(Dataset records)
☆ ☆ ☆ ☆ ☆ ☆ ☆

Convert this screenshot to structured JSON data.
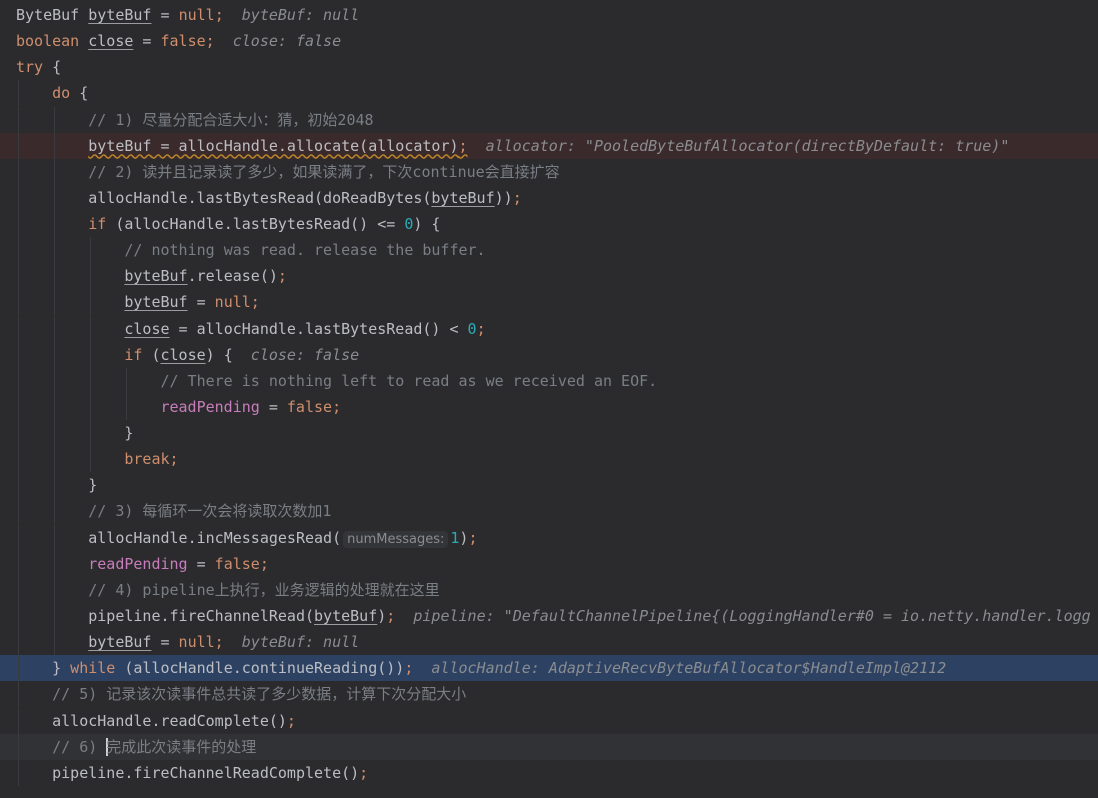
{
  "colors": {
    "background": "#2b2b2d",
    "keyword": "#cf8e6d",
    "number": "#2aacb8",
    "field": "#c77dbb",
    "comment": "#7a7e85",
    "breakpoint_line": "#3b2a2c",
    "execution_line": "#2d4262"
  },
  "lines": [
    {
      "indent": 0,
      "tokens": [
        [
          "t",
          "ByteBuf "
        ],
        [
          "ul",
          "byteBuf"
        ],
        [
          "t",
          " = "
        ],
        [
          "kw",
          "null"
        ],
        [
          "semi",
          ";"
        ],
        [
          "hint",
          "  byteBuf: null"
        ]
      ]
    },
    {
      "indent": 0,
      "tokens": [
        [
          "kw",
          "boolean "
        ],
        [
          "ul",
          "close"
        ],
        [
          "t",
          " = "
        ],
        [
          "kw",
          "false"
        ],
        [
          "semi",
          ";"
        ],
        [
          "hint",
          "  close: false"
        ]
      ]
    },
    {
      "indent": 0,
      "tokens": [
        [
          "kw",
          "try"
        ],
        [
          "t",
          " {"
        ]
      ]
    },
    {
      "indent": 1,
      "tokens": [
        [
          "kw",
          "do"
        ],
        [
          "t",
          " {"
        ]
      ]
    },
    {
      "indent": 2,
      "tokens": [
        [
          "cm",
          "// 1) 尽量分配合适大小：猜，初始2048"
        ]
      ]
    },
    {
      "indent": 2,
      "state": "breakpoint",
      "tokens": [
        [
          "ulwarn",
          "byteBuf"
        ],
        [
          "warn",
          " = allocHandle.allocate(allocator)"
        ],
        [
          "semiwarn",
          ";"
        ],
        [
          "hint",
          "  allocator: \"PooledByteBufAllocator(directByDefault: true)\""
        ]
      ]
    },
    {
      "indent": 2,
      "tokens": [
        [
          "cm",
          "// 2) 读并且记录读了多少，如果读满了，下次continue会直接扩容"
        ]
      ]
    },
    {
      "indent": 2,
      "tokens": [
        [
          "t",
          "allocHandle.lastBytesRead(doReadBytes("
        ],
        [
          "ul",
          "byteBuf"
        ],
        [
          "t",
          "))"
        ],
        [
          "semi",
          ";"
        ]
      ]
    },
    {
      "indent": 2,
      "tokens": [
        [
          "kw",
          "if"
        ],
        [
          "t",
          " (allocHandle.lastBytesRead() <= "
        ],
        [
          "num",
          "0"
        ],
        [
          "t",
          ") {"
        ]
      ]
    },
    {
      "indent": 3,
      "tokens": [
        [
          "cm",
          "// nothing was read. release the buffer."
        ]
      ]
    },
    {
      "indent": 3,
      "tokens": [
        [
          "ul",
          "byteBuf"
        ],
        [
          "t",
          ".release()"
        ],
        [
          "semi",
          ";"
        ]
      ]
    },
    {
      "indent": 3,
      "tokens": [
        [
          "ul",
          "byteBuf"
        ],
        [
          "t",
          " = "
        ],
        [
          "kw",
          "null"
        ],
        [
          "semi",
          ";"
        ]
      ]
    },
    {
      "indent": 3,
      "tokens": [
        [
          "ul",
          "close"
        ],
        [
          "t",
          " = allocHandle.lastBytesRead() < "
        ],
        [
          "num",
          "0"
        ],
        [
          "semi",
          ";"
        ]
      ]
    },
    {
      "indent": 3,
      "tokens": [
        [
          "kw",
          "if"
        ],
        [
          "t",
          " ("
        ],
        [
          "ul",
          "close"
        ],
        [
          "t",
          ") {"
        ],
        [
          "hint",
          "  close: false"
        ]
      ]
    },
    {
      "indent": 4,
      "tokens": [
        [
          "cm",
          "// There is nothing left to read as we received an EOF."
        ]
      ]
    },
    {
      "indent": 4,
      "tokens": [
        [
          "field",
          "readPending"
        ],
        [
          "t",
          " = "
        ],
        [
          "kw",
          "false"
        ],
        [
          "semi",
          ";"
        ]
      ]
    },
    {
      "indent": 3,
      "tokens": [
        [
          "t",
          "}"
        ]
      ]
    },
    {
      "indent": 3,
      "tokens": [
        [
          "kw",
          "break"
        ],
        [
          "semi",
          ";"
        ]
      ]
    },
    {
      "indent": 2,
      "tokens": [
        [
          "t",
          "}"
        ]
      ]
    },
    {
      "indent": 2,
      "tokens": [
        [
          "cm",
          "// 3) 每循环一次会将读取次数加1"
        ]
      ]
    },
    {
      "indent": 2,
      "tokens": [
        [
          "t",
          "allocHandle.incMessagesRead("
        ],
        [
          "hintbox",
          "numMessages:"
        ],
        [
          "num",
          "1"
        ],
        [
          "t",
          ")"
        ],
        [
          "semi",
          ";"
        ]
      ]
    },
    {
      "indent": 2,
      "tokens": [
        [
          "field",
          "readPending"
        ],
        [
          "t",
          " = "
        ],
        [
          "kw",
          "false"
        ],
        [
          "semi",
          ";"
        ]
      ]
    },
    {
      "indent": 2,
      "tokens": [
        [
          "cm",
          "// 4) pipeline上执行，业务逻辑的处理就在这里"
        ]
      ]
    },
    {
      "indent": 2,
      "tokens": [
        [
          "t",
          "pipeline.fireChannelRead("
        ],
        [
          "ul",
          "byteBuf"
        ],
        [
          "t",
          ")"
        ],
        [
          "semi",
          ";"
        ],
        [
          "hint",
          "  pipeline: \"DefaultChannelPipeline{(LoggingHandler#0 = io.netty.handler.logg"
        ]
      ]
    },
    {
      "indent": 2,
      "tokens": [
        [
          "ul",
          "byteBuf"
        ],
        [
          "t",
          " = "
        ],
        [
          "kw",
          "null"
        ],
        [
          "semi",
          ";"
        ],
        [
          "hint",
          "  byteBuf: null"
        ]
      ]
    },
    {
      "indent": 1,
      "state": "exec",
      "tokens": [
        [
          "t",
          "} "
        ],
        [
          "kw",
          "while"
        ],
        [
          "t",
          " (allocHandle.continueReading())"
        ],
        [
          "semi",
          ";"
        ],
        [
          "hint",
          "  allocHandle: AdaptiveRecvByteBufAllocator$HandleImpl@2112"
        ]
      ]
    },
    {
      "indent": 1,
      "tokens": [
        [
          "cm",
          "// 5) 记录该次读事件总共读了多少数据，计算下次分配大小"
        ]
      ]
    },
    {
      "indent": 1,
      "tokens": [
        [
          "t",
          "allocHandle.readComplete()"
        ],
        [
          "semi",
          ";"
        ]
      ]
    },
    {
      "indent": 1,
      "state": "caret",
      "tokens": [
        [
          "cm",
          "// 6) "
        ],
        [
          "caret",
          ""
        ],
        [
          "cm",
          "完成此次读事件的处理"
        ]
      ]
    },
    {
      "indent": 1,
      "tokens": [
        [
          "t",
          "pipeline.fireChannelReadComplete()"
        ],
        [
          "semi",
          ";"
        ]
      ]
    }
  ]
}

☆ ☆ ☆ ☆ ☆ ☆ ☆

Exercise objective
Show the lines of the records that include the string "lastBytesRead".

Answer in full
          "allocHandle.lastBytesRead(doReadBytes("
          " (allocHandle.lastBytesRead() <= "
          " = allocHandle.lastBytesRead() < "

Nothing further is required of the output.